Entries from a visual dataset
___
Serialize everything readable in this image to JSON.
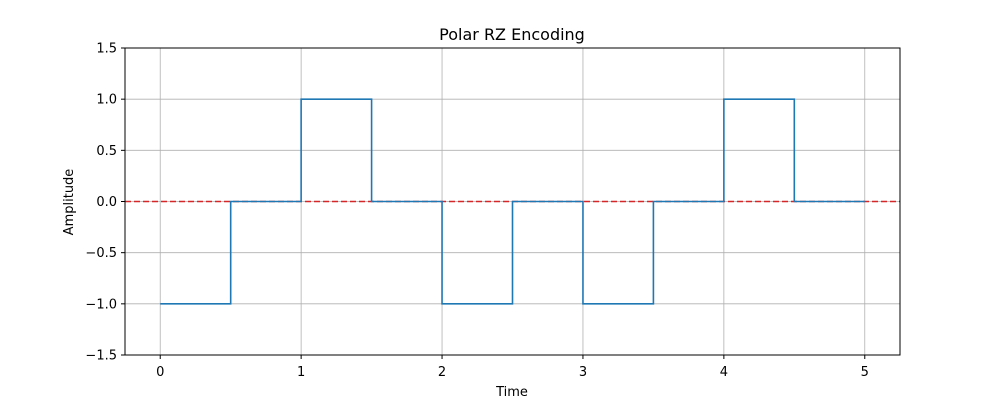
{
  "chart_data": {
    "type": "line",
    "title": "Polar RZ Encoding",
    "xlabel": "Time",
    "ylabel": "Amplitude",
    "xlim": [
      -0.25,
      5.25
    ],
    "ylim": [
      -1.5,
      1.5
    ],
    "xticks": [
      0,
      1,
      2,
      3,
      4,
      5
    ],
    "yticks": [
      -1.5,
      -1.0,
      -0.5,
      0.0,
      0.5,
      1.0,
      1.5
    ],
    "xtick_labels": [
      "0",
      "1",
      "2",
      "3",
      "4",
      "5"
    ],
    "ytick_labels": [
      "−1.5",
      "−1.0",
      "−0.5",
      "0.0",
      "0.5",
      "1.0",
      "1.5"
    ],
    "grid": true,
    "series": [
      {
        "style": "step",
        "color": "#1f77b4",
        "x": [
          0,
          0.5,
          0.5,
          1,
          1,
          1.5,
          1.5,
          2,
          2,
          2.5,
          2.5,
          3,
          3,
          3.5,
          3.5,
          4,
          4,
          4.5,
          4.5,
          5
        ],
        "y": [
          -1,
          -1,
          0,
          0,
          1,
          1,
          0,
          0,
          -1,
          -1,
          0,
          0,
          -1,
          -1,
          0,
          0,
          1,
          1,
          0,
          0
        ]
      }
    ],
    "reference_line": {
      "y": 0,
      "color": "#d62728",
      "style": "dashed"
    }
  }
}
___
SET PROBLEM: The material above holds pictures; copy everything else in it exactly.

FINISHED EXERCISE:
Serialize everything readable in this image to JSON.
{
  "chart_data": {
    "type": "line",
    "title": "Polar RZ Encoding",
    "xlabel": "Time",
    "ylabel": "Amplitude",
    "xlim": [
      -0.25,
      5.25
    ],
    "ylim": [
      -1.5,
      1.5
    ],
    "xticks": [
      0,
      1,
      2,
      3,
      4,
      5
    ],
    "yticks": [
      -1.5,
      -1.0,
      -0.5,
      0.0,
      0.5,
      1.0,
      1.5
    ],
    "xtick_labels": [
      "0",
      "1",
      "2",
      "3",
      "4",
      "5"
    ],
    "ytick_labels": [
      "−1.5",
      "−1.0",
      "−0.5",
      "0.0",
      "0.5",
      "1.0",
      "1.5"
    ],
    "grid": true,
    "series": [
      {
        "style": "step",
        "color": "#1f77b4",
        "x": [
          0,
          0.5,
          0.5,
          1,
          1,
          1.5,
          1.5,
          2,
          2,
          2.5,
          2.5,
          3,
          3,
          3.5,
          3.5,
          4,
          4,
          4.5,
          4.5,
          5
        ],
        "y": [
          -1,
          -1,
          0,
          0,
          1,
          1,
          0,
          0,
          -1,
          -1,
          0,
          0,
          -1,
          -1,
          0,
          0,
          1,
          1,
          0,
          0
        ]
      }
    ],
    "reference_line": {
      "y": 0,
      "color": "#d62728",
      "style": "dashed"
    }
  }
}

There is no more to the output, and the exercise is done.